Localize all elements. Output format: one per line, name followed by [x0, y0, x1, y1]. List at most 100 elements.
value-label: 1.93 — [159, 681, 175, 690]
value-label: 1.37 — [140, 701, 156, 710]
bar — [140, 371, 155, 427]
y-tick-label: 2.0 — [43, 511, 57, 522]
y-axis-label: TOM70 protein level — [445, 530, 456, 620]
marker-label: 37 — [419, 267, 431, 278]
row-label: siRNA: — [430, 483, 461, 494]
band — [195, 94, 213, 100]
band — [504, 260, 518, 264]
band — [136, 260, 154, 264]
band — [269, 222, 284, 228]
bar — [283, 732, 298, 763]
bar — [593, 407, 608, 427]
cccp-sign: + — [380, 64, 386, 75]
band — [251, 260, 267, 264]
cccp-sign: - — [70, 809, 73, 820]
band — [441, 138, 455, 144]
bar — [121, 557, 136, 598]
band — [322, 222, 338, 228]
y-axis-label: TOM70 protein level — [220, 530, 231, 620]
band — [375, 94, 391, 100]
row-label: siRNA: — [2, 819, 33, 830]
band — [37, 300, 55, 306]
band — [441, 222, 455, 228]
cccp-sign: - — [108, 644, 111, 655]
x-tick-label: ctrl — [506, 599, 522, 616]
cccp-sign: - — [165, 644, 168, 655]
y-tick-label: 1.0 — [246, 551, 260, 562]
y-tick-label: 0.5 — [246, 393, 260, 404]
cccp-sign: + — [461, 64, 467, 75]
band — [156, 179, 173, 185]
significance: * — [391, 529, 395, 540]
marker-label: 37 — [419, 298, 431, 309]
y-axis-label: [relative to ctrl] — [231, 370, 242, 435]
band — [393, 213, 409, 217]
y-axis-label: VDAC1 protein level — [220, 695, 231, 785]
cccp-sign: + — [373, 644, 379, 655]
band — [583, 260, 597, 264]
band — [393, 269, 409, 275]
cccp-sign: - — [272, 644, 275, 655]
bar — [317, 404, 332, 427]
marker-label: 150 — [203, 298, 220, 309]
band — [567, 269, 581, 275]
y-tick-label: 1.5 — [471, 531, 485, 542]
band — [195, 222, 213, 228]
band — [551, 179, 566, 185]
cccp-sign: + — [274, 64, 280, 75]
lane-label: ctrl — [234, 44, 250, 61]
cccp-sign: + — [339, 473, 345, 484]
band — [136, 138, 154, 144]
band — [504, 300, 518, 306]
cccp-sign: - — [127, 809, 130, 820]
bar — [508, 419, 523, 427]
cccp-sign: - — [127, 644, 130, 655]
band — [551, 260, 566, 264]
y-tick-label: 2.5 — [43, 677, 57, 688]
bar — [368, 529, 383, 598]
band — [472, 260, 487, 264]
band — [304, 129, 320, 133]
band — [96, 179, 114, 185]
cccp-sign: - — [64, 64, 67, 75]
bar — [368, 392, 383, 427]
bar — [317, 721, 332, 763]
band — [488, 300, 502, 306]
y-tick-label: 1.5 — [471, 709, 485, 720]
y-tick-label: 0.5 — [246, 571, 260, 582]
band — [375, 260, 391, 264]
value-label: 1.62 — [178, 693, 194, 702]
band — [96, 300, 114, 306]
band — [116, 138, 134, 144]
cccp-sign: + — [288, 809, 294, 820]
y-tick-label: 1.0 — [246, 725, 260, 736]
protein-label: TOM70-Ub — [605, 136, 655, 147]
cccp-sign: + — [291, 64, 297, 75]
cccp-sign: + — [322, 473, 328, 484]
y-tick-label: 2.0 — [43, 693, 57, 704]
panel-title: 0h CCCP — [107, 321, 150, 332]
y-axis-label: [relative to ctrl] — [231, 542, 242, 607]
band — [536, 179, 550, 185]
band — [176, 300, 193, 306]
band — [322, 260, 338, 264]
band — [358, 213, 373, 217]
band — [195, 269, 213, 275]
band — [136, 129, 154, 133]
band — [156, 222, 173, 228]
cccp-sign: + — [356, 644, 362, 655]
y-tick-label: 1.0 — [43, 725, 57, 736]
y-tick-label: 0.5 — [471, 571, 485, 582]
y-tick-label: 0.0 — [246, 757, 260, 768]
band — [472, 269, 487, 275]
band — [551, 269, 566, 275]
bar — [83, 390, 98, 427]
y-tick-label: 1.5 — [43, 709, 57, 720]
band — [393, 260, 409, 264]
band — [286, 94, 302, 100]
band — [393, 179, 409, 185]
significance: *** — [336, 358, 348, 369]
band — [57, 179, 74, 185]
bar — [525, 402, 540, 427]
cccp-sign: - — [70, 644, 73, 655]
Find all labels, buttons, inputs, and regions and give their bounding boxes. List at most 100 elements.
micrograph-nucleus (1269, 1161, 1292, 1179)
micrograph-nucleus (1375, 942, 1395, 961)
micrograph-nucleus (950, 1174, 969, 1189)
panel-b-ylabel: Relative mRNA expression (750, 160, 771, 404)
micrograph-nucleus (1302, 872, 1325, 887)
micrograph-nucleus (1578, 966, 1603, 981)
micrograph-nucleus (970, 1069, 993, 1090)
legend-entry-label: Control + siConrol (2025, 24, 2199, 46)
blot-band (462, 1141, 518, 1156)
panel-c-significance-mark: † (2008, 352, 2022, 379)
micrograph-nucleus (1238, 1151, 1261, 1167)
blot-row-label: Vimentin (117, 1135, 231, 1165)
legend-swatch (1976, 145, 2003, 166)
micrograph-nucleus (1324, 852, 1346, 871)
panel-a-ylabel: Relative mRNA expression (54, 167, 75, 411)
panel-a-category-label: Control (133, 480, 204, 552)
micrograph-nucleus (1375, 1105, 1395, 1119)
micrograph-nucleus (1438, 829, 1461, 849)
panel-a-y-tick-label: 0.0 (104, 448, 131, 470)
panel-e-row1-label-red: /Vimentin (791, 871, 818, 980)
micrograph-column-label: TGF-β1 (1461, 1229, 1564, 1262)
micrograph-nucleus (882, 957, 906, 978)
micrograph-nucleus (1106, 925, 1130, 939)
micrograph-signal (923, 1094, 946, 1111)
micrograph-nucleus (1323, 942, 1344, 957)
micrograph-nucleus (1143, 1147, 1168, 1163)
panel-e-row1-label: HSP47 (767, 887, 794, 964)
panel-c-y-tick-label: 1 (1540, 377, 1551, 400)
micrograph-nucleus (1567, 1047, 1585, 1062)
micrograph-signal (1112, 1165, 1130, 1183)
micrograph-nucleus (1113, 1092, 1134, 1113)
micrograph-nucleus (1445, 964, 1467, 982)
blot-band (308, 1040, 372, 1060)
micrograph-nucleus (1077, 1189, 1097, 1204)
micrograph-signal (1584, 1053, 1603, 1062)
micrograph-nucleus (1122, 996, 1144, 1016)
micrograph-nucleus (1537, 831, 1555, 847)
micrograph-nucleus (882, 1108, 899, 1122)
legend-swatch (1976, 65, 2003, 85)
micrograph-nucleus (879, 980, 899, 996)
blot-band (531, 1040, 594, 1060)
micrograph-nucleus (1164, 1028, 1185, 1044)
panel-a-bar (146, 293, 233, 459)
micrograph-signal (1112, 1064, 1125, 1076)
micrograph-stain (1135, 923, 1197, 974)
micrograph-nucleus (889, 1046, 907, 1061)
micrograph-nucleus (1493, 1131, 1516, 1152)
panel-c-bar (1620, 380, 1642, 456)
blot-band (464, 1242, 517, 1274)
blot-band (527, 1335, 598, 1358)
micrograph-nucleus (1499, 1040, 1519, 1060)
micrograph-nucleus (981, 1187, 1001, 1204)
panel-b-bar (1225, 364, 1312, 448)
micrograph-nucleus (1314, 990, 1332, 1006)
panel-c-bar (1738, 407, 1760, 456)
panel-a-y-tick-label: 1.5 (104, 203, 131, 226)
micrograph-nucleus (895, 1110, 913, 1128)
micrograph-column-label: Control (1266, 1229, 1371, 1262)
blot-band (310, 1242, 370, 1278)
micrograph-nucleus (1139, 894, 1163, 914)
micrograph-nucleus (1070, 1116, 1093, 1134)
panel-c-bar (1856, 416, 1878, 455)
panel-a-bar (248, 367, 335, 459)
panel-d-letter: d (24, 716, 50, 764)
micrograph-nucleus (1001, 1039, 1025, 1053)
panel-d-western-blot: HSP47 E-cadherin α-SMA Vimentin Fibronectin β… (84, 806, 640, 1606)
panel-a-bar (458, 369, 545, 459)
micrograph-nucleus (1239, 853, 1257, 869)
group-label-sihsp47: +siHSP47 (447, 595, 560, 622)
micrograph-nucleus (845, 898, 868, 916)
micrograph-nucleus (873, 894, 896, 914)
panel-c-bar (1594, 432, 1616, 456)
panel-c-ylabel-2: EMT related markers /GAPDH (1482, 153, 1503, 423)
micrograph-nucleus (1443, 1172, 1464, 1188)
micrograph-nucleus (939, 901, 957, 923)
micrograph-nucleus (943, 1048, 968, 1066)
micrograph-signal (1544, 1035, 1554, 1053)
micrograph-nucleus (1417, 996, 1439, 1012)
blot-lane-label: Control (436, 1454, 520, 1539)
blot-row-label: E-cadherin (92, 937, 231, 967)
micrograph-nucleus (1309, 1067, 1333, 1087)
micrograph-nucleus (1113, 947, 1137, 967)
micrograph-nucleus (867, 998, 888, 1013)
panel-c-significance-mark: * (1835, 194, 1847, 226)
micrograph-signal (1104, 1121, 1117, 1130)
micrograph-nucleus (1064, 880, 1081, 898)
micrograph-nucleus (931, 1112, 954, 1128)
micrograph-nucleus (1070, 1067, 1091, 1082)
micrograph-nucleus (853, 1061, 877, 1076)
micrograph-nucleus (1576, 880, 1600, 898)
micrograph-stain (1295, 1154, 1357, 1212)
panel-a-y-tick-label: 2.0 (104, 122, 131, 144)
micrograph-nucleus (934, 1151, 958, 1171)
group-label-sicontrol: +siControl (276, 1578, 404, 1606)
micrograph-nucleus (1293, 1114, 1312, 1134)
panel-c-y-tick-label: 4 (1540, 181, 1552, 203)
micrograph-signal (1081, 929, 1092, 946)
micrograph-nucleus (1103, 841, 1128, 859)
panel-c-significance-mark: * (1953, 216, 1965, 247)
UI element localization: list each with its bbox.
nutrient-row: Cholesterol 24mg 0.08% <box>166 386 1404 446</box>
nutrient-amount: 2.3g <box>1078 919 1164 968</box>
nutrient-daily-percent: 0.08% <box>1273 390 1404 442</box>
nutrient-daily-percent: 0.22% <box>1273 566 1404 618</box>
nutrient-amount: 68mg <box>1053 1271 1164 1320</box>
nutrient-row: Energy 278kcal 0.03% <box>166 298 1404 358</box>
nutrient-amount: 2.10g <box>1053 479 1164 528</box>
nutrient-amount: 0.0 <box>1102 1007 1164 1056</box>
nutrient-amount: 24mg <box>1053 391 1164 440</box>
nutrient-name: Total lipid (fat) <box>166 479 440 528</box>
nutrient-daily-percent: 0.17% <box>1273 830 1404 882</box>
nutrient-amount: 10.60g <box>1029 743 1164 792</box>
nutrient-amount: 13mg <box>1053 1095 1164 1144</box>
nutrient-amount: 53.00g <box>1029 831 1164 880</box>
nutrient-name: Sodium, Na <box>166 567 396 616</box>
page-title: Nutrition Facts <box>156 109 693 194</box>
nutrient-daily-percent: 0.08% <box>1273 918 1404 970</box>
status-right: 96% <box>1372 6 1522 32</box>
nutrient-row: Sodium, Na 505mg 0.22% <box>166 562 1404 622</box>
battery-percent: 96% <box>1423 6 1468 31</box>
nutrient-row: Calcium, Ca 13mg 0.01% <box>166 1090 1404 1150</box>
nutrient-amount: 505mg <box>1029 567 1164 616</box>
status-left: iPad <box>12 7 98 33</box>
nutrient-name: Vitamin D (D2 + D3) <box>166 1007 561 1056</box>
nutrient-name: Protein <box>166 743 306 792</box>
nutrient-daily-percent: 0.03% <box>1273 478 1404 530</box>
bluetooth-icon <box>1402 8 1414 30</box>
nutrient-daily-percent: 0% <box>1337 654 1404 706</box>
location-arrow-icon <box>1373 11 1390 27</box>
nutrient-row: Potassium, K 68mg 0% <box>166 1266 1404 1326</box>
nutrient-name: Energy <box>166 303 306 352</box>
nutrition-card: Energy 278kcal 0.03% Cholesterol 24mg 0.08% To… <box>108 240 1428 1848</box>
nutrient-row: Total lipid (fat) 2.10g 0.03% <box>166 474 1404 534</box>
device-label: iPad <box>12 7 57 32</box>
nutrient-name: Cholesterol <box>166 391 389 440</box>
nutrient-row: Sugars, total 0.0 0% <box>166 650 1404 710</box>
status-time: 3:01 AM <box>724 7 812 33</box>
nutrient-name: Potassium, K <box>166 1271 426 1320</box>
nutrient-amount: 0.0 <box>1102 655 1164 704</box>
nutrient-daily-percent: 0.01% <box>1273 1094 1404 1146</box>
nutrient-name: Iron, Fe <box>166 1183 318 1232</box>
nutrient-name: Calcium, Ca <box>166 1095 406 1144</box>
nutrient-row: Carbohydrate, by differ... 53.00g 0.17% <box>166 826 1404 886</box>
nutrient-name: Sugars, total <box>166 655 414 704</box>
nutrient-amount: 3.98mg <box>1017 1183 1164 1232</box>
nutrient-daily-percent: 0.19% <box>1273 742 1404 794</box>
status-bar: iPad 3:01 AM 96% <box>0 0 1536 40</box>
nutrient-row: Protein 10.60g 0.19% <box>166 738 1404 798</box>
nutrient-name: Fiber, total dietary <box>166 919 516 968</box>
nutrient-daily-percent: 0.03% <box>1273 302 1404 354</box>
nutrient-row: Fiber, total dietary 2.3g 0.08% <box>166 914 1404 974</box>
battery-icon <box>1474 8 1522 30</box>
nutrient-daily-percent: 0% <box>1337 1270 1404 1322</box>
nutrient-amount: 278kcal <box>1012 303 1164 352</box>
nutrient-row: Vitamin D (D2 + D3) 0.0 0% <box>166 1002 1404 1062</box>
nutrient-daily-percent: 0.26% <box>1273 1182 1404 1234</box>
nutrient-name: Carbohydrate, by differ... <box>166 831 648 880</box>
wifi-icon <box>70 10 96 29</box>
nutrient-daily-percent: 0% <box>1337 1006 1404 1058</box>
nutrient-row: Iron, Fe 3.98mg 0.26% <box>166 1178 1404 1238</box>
——————————
### Activity
Filter this listing and copy only the lines holding the word "swatch".

### Answer box
legend-swatch (1976, 145, 2003, 166)
legend-swatch (1976, 65, 2003, 85)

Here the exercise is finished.